WHAT YOU HAVE TO DO: Without altering anything, output the material below.
Start EXCERPTED DATA
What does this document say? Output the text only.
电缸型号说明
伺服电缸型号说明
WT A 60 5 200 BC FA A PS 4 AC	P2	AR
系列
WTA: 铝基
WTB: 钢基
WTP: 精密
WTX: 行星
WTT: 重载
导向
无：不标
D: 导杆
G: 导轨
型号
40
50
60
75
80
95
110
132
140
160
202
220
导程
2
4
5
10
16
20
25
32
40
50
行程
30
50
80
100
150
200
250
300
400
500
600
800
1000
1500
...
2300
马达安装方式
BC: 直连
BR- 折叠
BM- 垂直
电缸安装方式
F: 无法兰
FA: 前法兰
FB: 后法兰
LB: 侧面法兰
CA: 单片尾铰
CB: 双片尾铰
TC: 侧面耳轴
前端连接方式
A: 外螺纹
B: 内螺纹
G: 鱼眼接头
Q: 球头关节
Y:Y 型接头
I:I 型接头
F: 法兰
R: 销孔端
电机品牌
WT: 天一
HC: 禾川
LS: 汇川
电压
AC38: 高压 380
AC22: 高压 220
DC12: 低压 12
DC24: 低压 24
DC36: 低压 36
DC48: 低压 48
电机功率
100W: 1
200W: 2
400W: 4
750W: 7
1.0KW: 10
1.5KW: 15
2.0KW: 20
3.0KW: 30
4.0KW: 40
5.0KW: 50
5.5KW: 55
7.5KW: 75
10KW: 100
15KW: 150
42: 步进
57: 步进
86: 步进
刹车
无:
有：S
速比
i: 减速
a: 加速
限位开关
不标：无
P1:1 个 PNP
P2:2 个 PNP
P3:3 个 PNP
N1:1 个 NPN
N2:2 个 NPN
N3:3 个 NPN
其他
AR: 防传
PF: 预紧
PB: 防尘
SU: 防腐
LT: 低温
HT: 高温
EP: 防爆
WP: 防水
End EXCERPTED DATA
SOLUTION:
What does this document say? Output the text only.
电缸型号说明
伺服电缸型号说明
WT A 60 5 200 BC FA A PS 4 AC	P2	AR
系列
WTA: 铝基
WTB: 钢基
WTP: 精密
WTX: 行星
WTT: 重载
导向
无：不标
D: 导杆
G: 导轨
型号
40
50
60
75
80
95
110
132
140
160
202
220
导程
2
4
5
10
16
20
25
32
40
50
行程
30
50
80
100
150
200
250
300
400
500
600
800
1000
1500
...
2300
马达安装方式
BC: 直连
BR- 折叠
BM- 垂直
电缸安装方式
F: 无法兰
FA: 前法兰
FB: 后法兰
LB: 侧面法兰
CA: 单片尾铰
CB: 双片尾铰
TC: 侧面耳轴
前端连接方式
A: 外螺纹
B: 内螺纹
G: 鱼眼接头
Q: 球头关节
Y:Y 型接头
I:I 型接头
F: 法兰
R: 销孔端
电机品牌
WT: 天一
HC: 禾川
LS: 汇川
电压
AC38: 高压 380
AC22: 高压 220
DC12: 低压 12
DC24: 低压 24
DC36: 低压 36
DC48: 低压 48
电机功率
100W: 1
200W: 2
400W: 4
750W: 7
1.0KW: 10
1.5KW: 15
2.0KW: 20
3.0KW: 30
4.0KW: 40
5.0KW: 50
5.5KW: 55
7.5KW: 75
10KW: 100
15KW: 150
42: 步进
57: 步进
86: 步进
刹车
无:
有：S
速比
i: 减速
a: 加速
限位开关
不标：无
P1:1 个 PNP
P2:2 个 PNP
P3:3 个 PNP
N1:1 个 NPN
N2:2 个 NPN
N3:3 个 NPN
其他
AR: 防传
PF: 预紧
PB: 防尘
SU: 防腐
LT: 低温
HT: 高温
EP: 防爆
WP: 防水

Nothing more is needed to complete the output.